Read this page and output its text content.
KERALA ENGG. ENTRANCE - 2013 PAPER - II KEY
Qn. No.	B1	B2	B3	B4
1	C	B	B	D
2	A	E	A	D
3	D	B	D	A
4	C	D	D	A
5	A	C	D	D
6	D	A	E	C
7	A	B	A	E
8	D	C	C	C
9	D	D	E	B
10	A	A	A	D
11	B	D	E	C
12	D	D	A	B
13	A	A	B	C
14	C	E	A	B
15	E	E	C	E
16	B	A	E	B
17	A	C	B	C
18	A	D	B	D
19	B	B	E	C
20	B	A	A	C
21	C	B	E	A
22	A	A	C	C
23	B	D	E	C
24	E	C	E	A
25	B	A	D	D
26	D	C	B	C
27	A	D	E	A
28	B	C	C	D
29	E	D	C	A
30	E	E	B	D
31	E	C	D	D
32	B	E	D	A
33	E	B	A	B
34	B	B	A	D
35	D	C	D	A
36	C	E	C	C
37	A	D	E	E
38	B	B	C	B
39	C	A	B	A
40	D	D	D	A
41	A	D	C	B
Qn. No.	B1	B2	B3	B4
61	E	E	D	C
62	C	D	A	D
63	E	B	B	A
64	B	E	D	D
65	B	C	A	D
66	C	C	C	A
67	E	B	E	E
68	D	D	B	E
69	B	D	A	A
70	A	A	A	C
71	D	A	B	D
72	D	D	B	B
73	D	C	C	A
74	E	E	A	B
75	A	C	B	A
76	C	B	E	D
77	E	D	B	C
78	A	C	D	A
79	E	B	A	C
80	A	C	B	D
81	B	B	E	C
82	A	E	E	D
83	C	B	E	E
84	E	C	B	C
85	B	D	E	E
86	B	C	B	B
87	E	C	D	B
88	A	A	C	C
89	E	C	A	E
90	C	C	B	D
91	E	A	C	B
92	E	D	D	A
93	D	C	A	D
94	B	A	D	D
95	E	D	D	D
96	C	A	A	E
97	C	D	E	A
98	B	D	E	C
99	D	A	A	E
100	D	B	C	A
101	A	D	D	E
##########
Aim: Set down every record above exactly as given.

Result for this task:
Read this page and output its text content.
KERALA ENGG. ENTRANCE - 2013 PAPER - II KEY
Qn. No.	B1	B2	B3	B4
1	C	B	B	D
2	A	E	A	D
3	D	B	D	A
4	C	D	D	A
5	A	C	D	D
6	D	A	E	C
7	A	B	A	E
8	D	C	C	C
9	D	D	E	B
10	A	A	A	D
11	B	D	E	C
12	D	D	A	B
13	A	A	B	C
14	C	E	A	B
15	E	E	C	E
16	B	A	E	B
17	A	C	B	C
18	A	D	B	D
19	B	B	E	C
20	B	A	A	C
21	C	B	E	A
22	A	A	C	C
23	B	D	E	C
24	E	C	E	A
25	B	A	D	D
26	D	C	B	C
27	A	D	E	A
28	B	C	C	D
29	E	D	C	A
30	E	E	B	D
31	E	C	D	D
32	B	E	D	A
33	E	B	A	B
34	B	B	A	D
35	D	C	D	A
36	C	E	C	C
37	A	D	E	E
38	B	B	C	B
39	C	A	B	A
40	D	D	D	A
41	A	D	C	B
Qn. No.	B1	B2	B3	B4
61	E	E	D	C
62	C	D	A	D
63	E	B	B	A
64	B	E	D	D
65	B	C	A	D
66	C	C	C	A
67	E	B	E	E
68	D	D	B	E
69	B	D	A	A
70	A	A	A	C
71	D	A	B	D
72	D	D	B	B
73	D	C	C	A
74	E	E	A	B
75	A	C	B	A
76	C	B	E	D
77	E	D	B	C
78	A	C	D	A
79	E	B	A	C
80	A	C	B	D
81	B	B	E	C
82	A	E	E	D
83	C	B	E	E
84	E	C	B	C
85	B	D	E	E
86	B	C	B	B
87	E	C	D	B
88	A	A	C	C
89	E	C	A	E
90	C	C	B	D
91	E	A	C	B
92	E	D	D	A
93	D	C	A	D
94	B	A	D	D
95	E	D	D	D
96	C	A	A	E
97	C	D	E	A
98	B	D	E	C
99	D	A	A	E
100	D	B	C	A
101	A	D	D	E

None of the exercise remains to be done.